## WRITTEN TASK
Find the lines of data that contain the string "gegen", then list them.

## PROVIDED INFORMATION
__________
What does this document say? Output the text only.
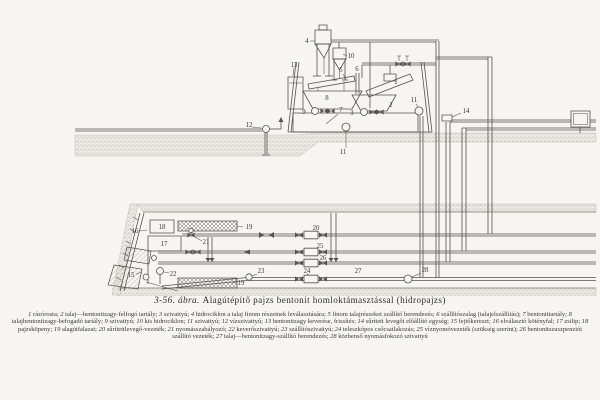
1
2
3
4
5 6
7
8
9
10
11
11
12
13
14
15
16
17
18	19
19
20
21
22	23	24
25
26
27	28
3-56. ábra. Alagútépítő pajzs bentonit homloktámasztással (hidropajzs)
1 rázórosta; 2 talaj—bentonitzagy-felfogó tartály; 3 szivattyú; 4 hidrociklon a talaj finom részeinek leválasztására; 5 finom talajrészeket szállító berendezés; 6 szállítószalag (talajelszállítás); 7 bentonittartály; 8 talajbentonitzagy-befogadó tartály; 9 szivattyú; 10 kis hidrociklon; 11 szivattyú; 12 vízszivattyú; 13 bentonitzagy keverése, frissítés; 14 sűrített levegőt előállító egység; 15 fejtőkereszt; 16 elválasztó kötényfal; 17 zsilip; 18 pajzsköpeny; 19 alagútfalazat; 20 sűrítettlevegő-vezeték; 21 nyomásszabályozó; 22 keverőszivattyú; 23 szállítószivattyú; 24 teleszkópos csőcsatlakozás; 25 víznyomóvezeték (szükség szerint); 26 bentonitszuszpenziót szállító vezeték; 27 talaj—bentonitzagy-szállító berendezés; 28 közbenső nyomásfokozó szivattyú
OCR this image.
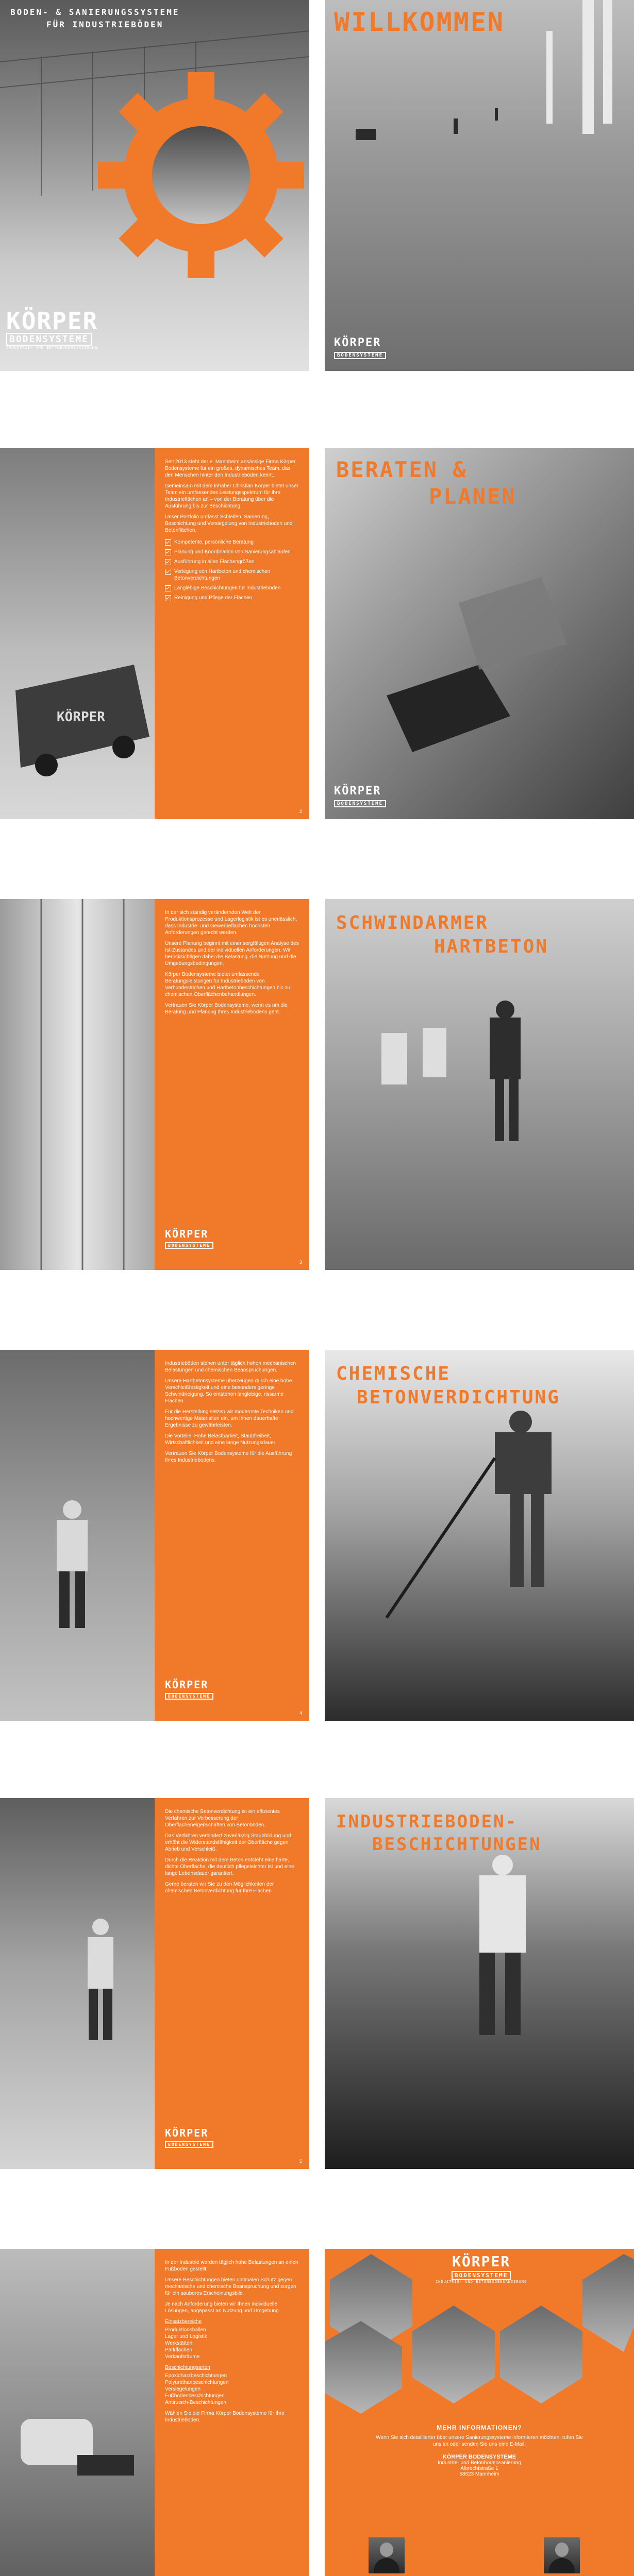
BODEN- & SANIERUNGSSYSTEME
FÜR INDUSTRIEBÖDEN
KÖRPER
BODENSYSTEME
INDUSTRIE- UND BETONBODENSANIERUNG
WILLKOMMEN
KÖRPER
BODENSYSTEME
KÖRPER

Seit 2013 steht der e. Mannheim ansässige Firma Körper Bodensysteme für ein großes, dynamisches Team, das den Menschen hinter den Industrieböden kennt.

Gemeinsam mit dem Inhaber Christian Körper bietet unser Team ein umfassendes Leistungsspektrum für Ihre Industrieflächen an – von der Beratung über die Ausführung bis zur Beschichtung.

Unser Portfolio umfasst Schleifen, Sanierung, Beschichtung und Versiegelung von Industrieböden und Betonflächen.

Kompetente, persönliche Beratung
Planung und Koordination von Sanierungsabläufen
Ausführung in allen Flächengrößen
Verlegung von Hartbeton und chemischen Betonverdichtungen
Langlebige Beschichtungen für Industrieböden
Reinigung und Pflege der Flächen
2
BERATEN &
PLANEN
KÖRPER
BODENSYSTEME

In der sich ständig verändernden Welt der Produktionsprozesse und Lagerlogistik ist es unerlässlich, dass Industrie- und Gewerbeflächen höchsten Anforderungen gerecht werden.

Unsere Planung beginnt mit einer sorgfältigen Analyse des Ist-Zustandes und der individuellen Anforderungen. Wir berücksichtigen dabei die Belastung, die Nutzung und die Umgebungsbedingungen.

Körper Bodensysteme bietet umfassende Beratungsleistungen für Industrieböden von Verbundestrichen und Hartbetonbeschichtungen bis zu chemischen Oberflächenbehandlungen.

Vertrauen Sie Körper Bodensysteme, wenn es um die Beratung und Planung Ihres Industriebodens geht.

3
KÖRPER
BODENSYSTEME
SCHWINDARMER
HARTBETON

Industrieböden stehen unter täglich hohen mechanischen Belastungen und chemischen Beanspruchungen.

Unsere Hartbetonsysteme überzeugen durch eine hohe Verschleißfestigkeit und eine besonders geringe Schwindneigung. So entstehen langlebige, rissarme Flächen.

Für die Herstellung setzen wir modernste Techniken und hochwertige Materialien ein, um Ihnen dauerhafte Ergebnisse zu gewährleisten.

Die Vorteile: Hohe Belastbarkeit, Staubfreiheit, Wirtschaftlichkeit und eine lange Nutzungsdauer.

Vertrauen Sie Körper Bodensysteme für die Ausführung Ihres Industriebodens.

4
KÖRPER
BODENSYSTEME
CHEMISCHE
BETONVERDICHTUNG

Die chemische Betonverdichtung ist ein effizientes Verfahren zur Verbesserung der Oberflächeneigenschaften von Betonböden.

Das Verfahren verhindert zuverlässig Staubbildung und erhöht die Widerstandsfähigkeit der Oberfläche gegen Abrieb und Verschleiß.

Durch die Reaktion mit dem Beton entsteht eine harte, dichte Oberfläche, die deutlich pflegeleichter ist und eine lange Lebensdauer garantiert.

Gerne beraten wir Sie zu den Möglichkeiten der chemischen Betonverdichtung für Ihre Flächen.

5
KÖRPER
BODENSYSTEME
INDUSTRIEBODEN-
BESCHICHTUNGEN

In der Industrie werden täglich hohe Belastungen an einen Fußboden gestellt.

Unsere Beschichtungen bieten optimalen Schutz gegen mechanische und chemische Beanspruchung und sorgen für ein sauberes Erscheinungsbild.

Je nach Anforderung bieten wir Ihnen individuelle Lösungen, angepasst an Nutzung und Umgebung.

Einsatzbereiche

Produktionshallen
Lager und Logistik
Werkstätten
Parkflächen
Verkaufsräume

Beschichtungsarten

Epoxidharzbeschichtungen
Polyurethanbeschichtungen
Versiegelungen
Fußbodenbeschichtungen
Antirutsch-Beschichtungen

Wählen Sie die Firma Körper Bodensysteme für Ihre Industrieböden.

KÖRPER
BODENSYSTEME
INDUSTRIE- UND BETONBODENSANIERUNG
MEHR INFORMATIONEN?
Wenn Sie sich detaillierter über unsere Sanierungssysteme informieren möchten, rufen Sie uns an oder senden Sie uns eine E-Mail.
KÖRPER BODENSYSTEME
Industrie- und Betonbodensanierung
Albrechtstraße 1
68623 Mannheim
__________
## COMPLETED EXERCISE
Das Verfahren verhindert zuverlässig Staubbildung und erhöht die Widerstandsfähigkeit der Oberfläche gegen Abrieb und Verschleiß.
Unsere Beschichtungen bieten optimalen Schutz gegen mechanische und chemische Beanspruchung und sorgen für ein sauberes Erscheinungsbild.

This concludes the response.